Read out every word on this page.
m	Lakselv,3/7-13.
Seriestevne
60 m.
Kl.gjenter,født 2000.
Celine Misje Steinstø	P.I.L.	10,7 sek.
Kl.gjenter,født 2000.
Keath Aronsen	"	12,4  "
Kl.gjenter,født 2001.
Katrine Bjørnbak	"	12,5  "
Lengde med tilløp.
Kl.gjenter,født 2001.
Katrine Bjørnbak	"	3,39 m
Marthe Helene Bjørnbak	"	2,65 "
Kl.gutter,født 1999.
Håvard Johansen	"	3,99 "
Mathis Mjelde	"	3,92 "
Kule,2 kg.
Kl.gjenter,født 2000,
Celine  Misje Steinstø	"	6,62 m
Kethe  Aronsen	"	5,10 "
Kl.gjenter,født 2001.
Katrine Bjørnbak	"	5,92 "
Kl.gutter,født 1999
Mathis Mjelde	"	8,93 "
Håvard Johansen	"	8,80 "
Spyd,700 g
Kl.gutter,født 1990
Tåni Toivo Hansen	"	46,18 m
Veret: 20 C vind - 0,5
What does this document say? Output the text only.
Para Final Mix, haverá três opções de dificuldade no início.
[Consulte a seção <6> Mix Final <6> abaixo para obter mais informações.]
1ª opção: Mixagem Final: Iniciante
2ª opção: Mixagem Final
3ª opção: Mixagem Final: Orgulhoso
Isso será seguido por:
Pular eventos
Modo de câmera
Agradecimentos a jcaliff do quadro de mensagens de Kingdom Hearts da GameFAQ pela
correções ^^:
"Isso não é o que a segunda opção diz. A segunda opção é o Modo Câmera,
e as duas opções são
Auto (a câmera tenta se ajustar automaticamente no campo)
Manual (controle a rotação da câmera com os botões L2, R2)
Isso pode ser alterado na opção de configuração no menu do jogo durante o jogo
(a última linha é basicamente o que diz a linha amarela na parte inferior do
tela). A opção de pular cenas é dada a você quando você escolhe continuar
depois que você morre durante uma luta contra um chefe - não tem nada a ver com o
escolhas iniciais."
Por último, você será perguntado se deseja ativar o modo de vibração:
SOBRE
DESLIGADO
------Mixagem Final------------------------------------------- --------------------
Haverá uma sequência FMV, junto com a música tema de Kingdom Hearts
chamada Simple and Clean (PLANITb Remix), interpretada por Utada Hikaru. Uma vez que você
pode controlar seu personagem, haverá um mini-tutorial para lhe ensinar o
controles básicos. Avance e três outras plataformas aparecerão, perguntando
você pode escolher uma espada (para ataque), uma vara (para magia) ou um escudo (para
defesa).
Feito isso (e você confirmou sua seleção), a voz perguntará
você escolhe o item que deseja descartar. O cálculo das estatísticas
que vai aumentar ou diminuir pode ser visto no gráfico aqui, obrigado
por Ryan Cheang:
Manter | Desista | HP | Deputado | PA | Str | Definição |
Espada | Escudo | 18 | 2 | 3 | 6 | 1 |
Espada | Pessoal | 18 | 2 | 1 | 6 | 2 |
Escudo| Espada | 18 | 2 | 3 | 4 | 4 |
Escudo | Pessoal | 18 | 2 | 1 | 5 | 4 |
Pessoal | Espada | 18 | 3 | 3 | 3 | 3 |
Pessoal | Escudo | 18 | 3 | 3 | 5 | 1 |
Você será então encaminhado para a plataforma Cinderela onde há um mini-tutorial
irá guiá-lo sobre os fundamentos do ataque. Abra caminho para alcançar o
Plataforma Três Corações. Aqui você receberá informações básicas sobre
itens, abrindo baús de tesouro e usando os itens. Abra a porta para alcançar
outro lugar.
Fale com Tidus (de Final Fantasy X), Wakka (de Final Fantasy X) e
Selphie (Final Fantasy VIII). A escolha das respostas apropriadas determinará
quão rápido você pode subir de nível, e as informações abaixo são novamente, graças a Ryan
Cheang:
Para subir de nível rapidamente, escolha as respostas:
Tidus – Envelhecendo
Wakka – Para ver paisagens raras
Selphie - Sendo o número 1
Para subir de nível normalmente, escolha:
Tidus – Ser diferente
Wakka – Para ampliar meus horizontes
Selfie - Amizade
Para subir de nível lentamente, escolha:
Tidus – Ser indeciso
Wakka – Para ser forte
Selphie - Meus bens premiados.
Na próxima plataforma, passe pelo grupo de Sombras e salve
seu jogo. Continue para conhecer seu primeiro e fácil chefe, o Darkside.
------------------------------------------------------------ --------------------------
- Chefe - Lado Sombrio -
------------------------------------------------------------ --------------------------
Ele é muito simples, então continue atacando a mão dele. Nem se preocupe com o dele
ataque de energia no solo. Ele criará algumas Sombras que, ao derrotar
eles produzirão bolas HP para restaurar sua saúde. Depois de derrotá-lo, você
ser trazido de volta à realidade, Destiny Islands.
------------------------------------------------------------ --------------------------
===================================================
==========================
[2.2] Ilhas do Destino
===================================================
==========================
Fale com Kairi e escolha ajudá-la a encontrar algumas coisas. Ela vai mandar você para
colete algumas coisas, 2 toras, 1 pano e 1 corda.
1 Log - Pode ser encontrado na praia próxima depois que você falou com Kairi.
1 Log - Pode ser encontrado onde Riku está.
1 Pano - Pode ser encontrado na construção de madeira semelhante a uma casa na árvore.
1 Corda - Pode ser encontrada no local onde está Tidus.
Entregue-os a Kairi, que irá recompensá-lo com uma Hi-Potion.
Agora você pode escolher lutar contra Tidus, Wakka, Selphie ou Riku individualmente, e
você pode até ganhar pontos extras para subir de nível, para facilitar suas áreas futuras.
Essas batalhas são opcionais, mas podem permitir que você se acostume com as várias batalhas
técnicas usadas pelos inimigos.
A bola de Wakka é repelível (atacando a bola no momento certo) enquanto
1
_ _ _
**What the task requires**
Scan the material above. Extract every line in which the word "será" occurs.

**Full answer**
Isso será seguido por:
Por último, você será perguntado se deseja ativar o modo de vibração:
Você será então encaminhado para a plataforma Cinderela onde há um mini-tutorial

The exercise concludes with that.